— START OF Excerpted data —

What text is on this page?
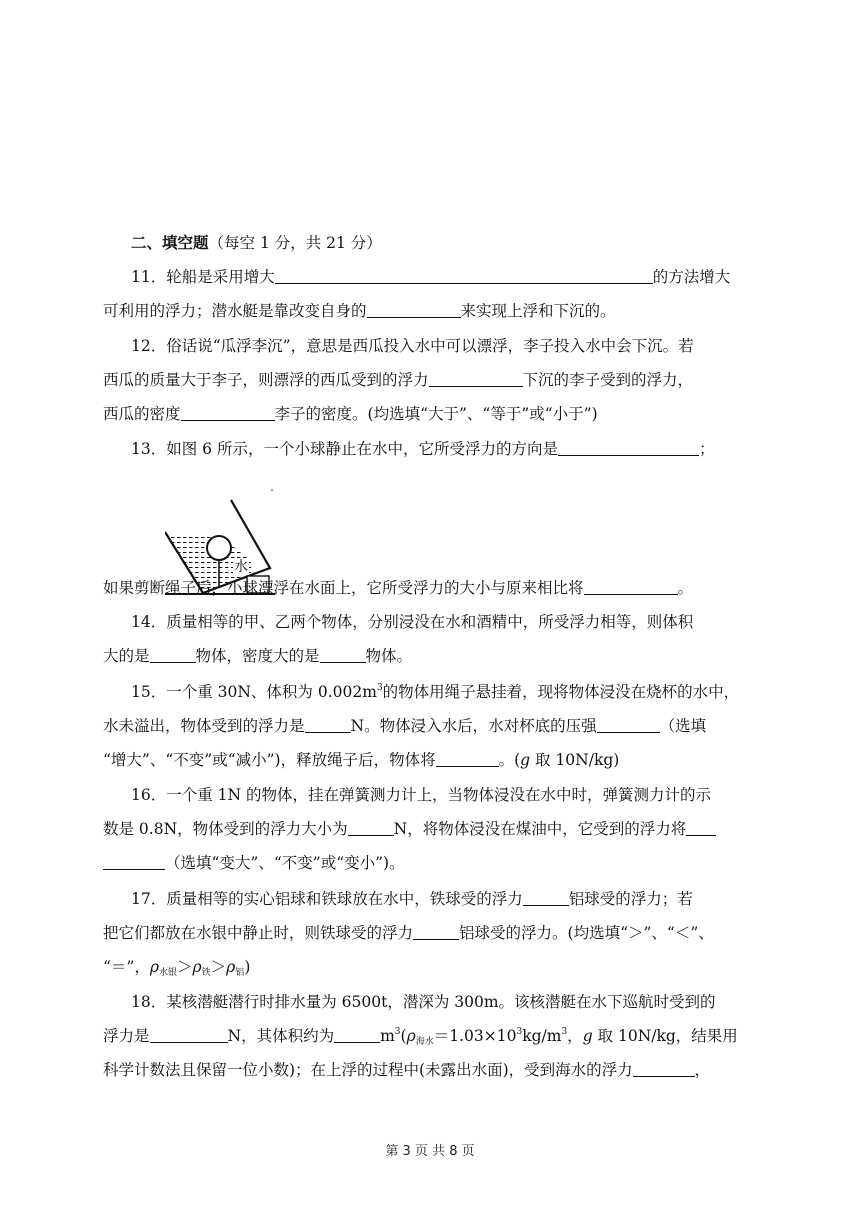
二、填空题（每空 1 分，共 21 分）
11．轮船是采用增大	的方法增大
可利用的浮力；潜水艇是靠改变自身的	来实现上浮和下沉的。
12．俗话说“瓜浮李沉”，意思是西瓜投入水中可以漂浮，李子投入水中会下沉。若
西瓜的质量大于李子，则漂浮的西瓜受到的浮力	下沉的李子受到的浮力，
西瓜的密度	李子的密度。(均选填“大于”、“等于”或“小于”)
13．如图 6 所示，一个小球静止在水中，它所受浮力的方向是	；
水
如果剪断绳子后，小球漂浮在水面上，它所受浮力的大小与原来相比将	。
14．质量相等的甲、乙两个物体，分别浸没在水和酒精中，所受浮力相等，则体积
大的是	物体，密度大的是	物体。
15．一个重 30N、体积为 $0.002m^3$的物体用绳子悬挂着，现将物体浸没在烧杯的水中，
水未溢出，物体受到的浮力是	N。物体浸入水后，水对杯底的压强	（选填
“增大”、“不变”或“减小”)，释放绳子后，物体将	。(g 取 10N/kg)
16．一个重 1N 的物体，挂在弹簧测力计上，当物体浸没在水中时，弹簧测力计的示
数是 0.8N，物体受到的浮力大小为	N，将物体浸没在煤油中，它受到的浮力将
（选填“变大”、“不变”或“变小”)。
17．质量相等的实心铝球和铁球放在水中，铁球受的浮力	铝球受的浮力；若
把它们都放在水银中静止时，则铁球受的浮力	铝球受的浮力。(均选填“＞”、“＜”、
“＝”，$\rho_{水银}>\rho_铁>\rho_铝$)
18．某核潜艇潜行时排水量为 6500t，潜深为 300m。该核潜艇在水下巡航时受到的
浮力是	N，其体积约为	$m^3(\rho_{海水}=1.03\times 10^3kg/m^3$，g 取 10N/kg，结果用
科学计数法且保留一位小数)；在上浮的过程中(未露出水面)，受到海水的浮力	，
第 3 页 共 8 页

— END OF Excerpted data —
— START OF Excerpted data —

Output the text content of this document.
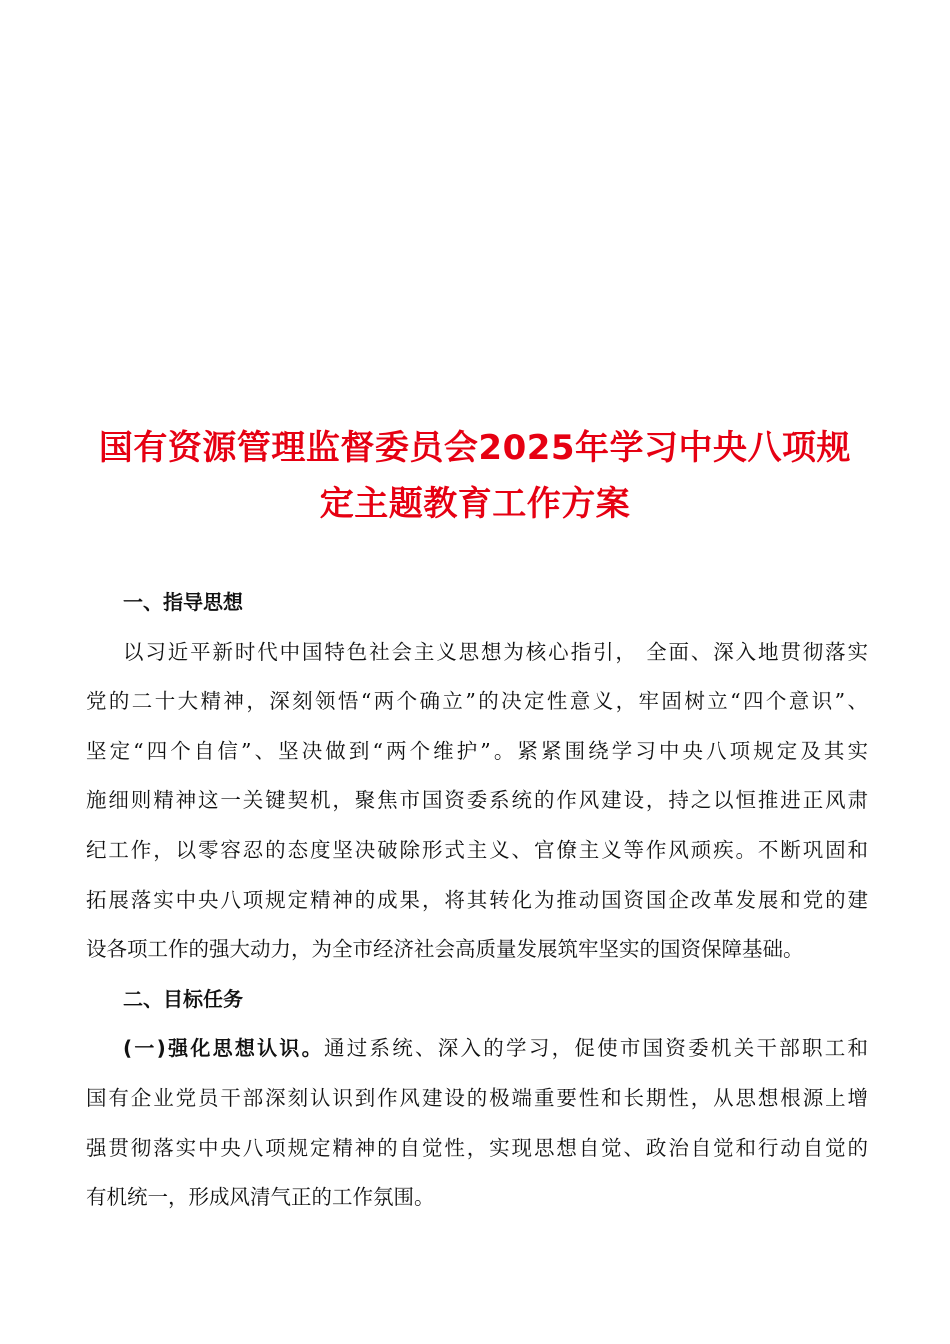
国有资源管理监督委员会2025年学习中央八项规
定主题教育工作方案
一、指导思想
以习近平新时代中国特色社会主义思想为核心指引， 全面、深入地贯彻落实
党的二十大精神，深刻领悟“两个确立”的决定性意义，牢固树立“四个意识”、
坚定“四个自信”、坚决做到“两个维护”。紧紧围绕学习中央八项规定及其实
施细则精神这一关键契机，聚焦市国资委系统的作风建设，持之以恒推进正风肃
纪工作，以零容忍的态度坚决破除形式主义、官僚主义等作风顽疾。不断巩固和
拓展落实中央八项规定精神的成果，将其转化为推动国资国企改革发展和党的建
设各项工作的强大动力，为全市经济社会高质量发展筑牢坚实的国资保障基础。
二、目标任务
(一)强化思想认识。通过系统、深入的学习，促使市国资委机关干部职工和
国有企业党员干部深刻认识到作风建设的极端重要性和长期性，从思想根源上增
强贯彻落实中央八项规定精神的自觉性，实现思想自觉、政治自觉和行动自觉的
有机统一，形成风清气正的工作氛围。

— END OF Excerpted data —

- Your task -
Which lines contain the word "铝球受的浮力"? Return each of them.

- Answer to the problem -
17．质量相等的实心铝球和铁球放在水中，铁球受的浮力	铝球受的浮力；若
把它们都放在水银中静止时，则铁球受的浮力	铝球受的浮力。(均选填“＞”、“＜”、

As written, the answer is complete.